TEXTE FOURNI -
+ + + +

L’immortalité pour tous ! Quand Egypte a démocratisé l’éternité

le livre des morts des Egyptiens. Papyrus d’Anis, vers 1200 av. JC

Les pyramides et les momies sont les symboles de l’Égypte ancienne. Elles ont toutes deux à voir avec la mort et le passage dans l’au-delà : une des grandes affaires chez les Egyptiens. Mais pourquoi seul le pharaon et les siens auraient-ils eux seuls le privilège de l’immortalité ? Bientôt les classes inférieures ont souhaité aussi participer au voyage. Et la momification est devenue une affaire industrielle.  

Pour espérer atteindre les Champs d’Ialou, le paradis égyptien, le mort devait toutefois franchir plusieurs étapes, notamment en récitant des formules sacrées, sortes de mots de passe qui lui assuraient le passage à l’étape suivante.

Ces formules ont été gravées dès la plus Haute Antiquité sur les parois des pyramides et sur des papyrus appelés « livres des morts ». Les formules sacrées étaient aussi inscrites à l’intérieur du sarcophage pour que le défunt puisse les lire le moment venu ! On y dessinait également des cartes du ciel pour qu’il puisse retrouver son chemin parmi les étoiles1.

Le moment décisif du voyage était celui de la pesée des âmes. Le défunt se retrouvait devant un tribunal composé de quarante divinités. Après une sorte de déclaration d’innocence de sa part2Je n’ai pas tué, volé, ni fait de mal à mon prochain ») venait le moment du verdict. L’âme était déposée sur une balance et comparée à une plume de Maât (déesse de la justice). Si la balance penchait du bon côté, le défunt était acquitté et pouvait rejoindre la cohorte des belles âmes qui accompagnent le dieu Rê dans la barque solaire.

+ + + +

Données de disposition spatiale
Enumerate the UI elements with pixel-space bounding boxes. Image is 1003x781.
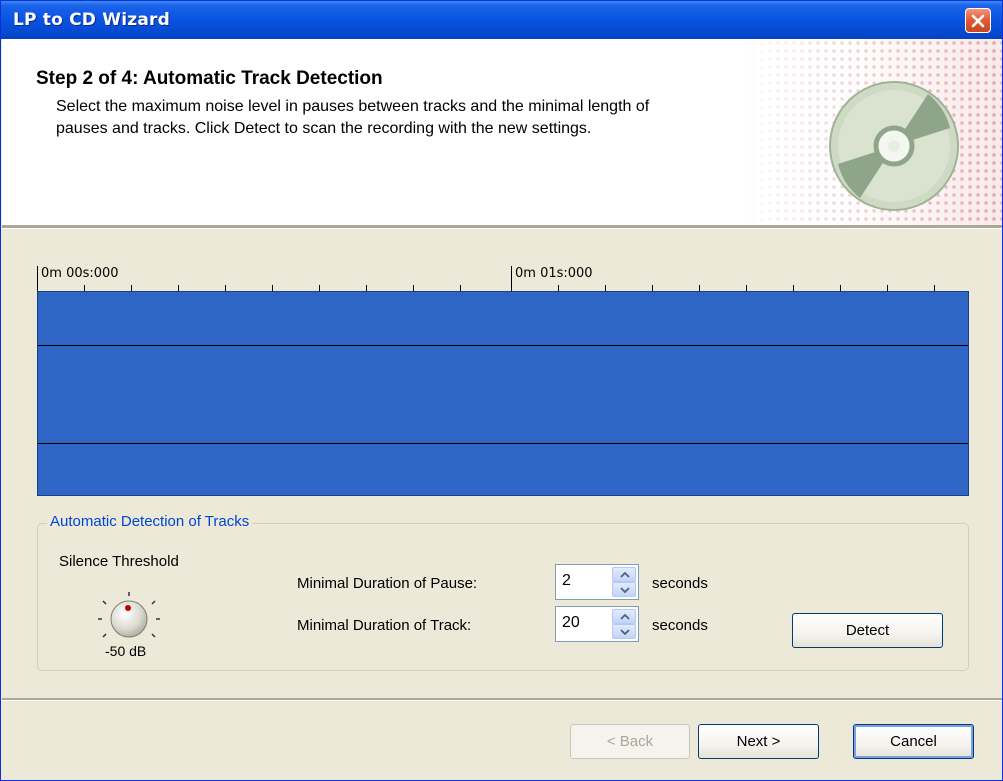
step-title: Step 2 of 4: Automatic Track Detection xyxy=(36,68,383,89)
title-bar[interactable]: LP to CD Wizard xyxy=(1,1,1002,39)
back-button-label: < Back xyxy=(606,733,654,750)
track-duration-unit: seconds xyxy=(652,617,708,634)
silence-threshold-label: Silence Threshold xyxy=(59,553,179,570)
close-icon xyxy=(971,14,985,28)
time-mark-start: 0m 00s:000 xyxy=(41,266,119,281)
pause-duration-unit: seconds xyxy=(652,575,708,592)
close-button[interactable] xyxy=(965,8,991,33)
cancel-button[interactable]: Cancel xyxy=(853,724,974,759)
track-duration-value[interactable]: 20 xyxy=(562,614,580,632)
wizard-window: LP to CD Wizard Step 2 of 4: Automatic T… xyxy=(0,0,1003,781)
chevron-down-icon xyxy=(620,629,630,635)
detection-group-label: Automatic Detection of Tracks xyxy=(47,513,253,530)
time-mark-1s: 0m 01s:000 xyxy=(515,266,593,281)
pause-duration-value[interactable]: 2 xyxy=(562,572,571,590)
time-ruler: 0m 00s:000 0m 01s:000 xyxy=(37,259,969,291)
cd-disc-icon xyxy=(829,81,959,211)
silence-threshold-value: -50 dB xyxy=(105,643,147,659)
pause-duration-label: Minimal Duration of Pause: xyxy=(297,575,478,592)
pause-decrement-button[interactable] xyxy=(612,582,636,597)
header-separator xyxy=(2,225,1002,229)
silence-threshold-knob[interactable] xyxy=(97,589,161,645)
window-title: LP to CD Wizard xyxy=(13,10,170,30)
wizard-header: Step 2 of 4: Automatic Track Detection S… xyxy=(2,39,1002,225)
waveform-display[interactable] xyxy=(37,291,969,496)
back-button[interactable]: < Back xyxy=(570,724,690,759)
track-duration-label: Minimal Duration of Track: xyxy=(297,617,472,634)
track-duration-stepper[interactable]: 20 xyxy=(555,606,639,642)
waveform-channel-line xyxy=(38,345,968,346)
chevron-down-icon xyxy=(620,587,630,593)
next-button[interactable]: Next > xyxy=(698,724,819,759)
cancel-button-label: Cancel xyxy=(890,733,937,750)
track-decrement-button[interactable] xyxy=(612,624,636,639)
chevron-up-icon xyxy=(620,572,630,578)
detect-button-label: Detect xyxy=(845,622,890,639)
pause-increment-button[interactable] xyxy=(612,567,636,582)
step-description: Select the maximum noise level in pauses… xyxy=(56,98,650,137)
pause-duration-stepper[interactable]: 2 xyxy=(555,564,639,600)
next-button-label: Next > xyxy=(736,733,781,750)
track-increment-button[interactable] xyxy=(612,609,636,624)
waveform-channel-line xyxy=(38,443,968,444)
detection-groupbox xyxy=(37,523,969,671)
footer-separator xyxy=(2,698,1002,701)
chevron-up-icon xyxy=(620,614,630,620)
detect-button[interactable]: Detect xyxy=(792,613,943,648)
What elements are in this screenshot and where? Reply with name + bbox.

+ + + +

OBJECTIF - Prolongez le texte sur l'Égypte ancienne et l'au-delà en reprenant juste après sa dernière phrase.

RÉPONSE RÉDIGÉE -
L’idée d’un jugement des âmes est présente dans des traditions religieuses très éloignées de l’Égypte. On la retrouve dans le Livre des morts du bouddhisme tibétain, et l’idée est aussi présente dans l’hindouisme avec la notion de karma ou « rétribution des fautes »3. Comment ne pas songer aussi au Jugement dernier, dans le christianisme ? Les époques et les lieux diffèrent mais le schéma reste le même. S’agit-il pour autant d’un phénomène universel ? Pas vraiment, si l’on en croit Maurice Godelier. L’anthropologue a dirigé une étude comparative sur le sujet qui conclut qu’on ne trouve pas d’équivalent d’un jugement des âmes chez les populations dites « primitives » (d’Australie, de Nouvelle-Guinée, d’Afrique ou d’Amazonie). En revanche, le tribunal des âmes, avec punition et récompense, est présent dans la plupart des sociétés étatiques et hiérarchisées, ce qui conduit à penser qu’il s’agit d’un moyen de contrôle des mœurs des populations, époque des pharaons comprise4.

L’énigme des momies

Le Livre des morts égyptien porte sur la migration de l’âme du défunt, comme c’est le cas pour la plupart des croyances en l’immortalité de l’âme. Mais le soin apporté par les Égyptiens à la momification du corps reste une énigme.

Pour momifier un cadavre, il fallait le dessécher avec une substance proche de la soude. Le cerveau, le foie, les organes internes étaient extraits pour éviter la fermentation et mis à part dans une urne. Le corps était ensuite empli de plantes, enduit d’un baume et enveloppé de bandelettes. La momie était alors déposée dans son sarcophage. La momification est un procédé très ancien. Des découvertes diverses ont permis de montrer qu’il remonte à près de 4 000 ans av. J.-C., même s’il a été considérablement perfectionné au fil des siècles par les médecins royaux5.

Le pharaon ne s’embarquait pas pour l’au-delà uniquement porteur d’un corps intact et d’une âme pure. Il lui fallait aussi emporter avec lui tout un arsenal : armes, bijoux, objets divers et… domestiques. Dans les premiers temps de la royauté, des hommes ont été mis à mort pour accompagner le défunt. La pratique de ces « morts d’accompagnement » ne fut pas une spécificité égyptienne : elle avait cours dans d’autres sociétés antiques, puis ces sacrifices humains ont ensuite été bannis.

Égalité devant l’éternité !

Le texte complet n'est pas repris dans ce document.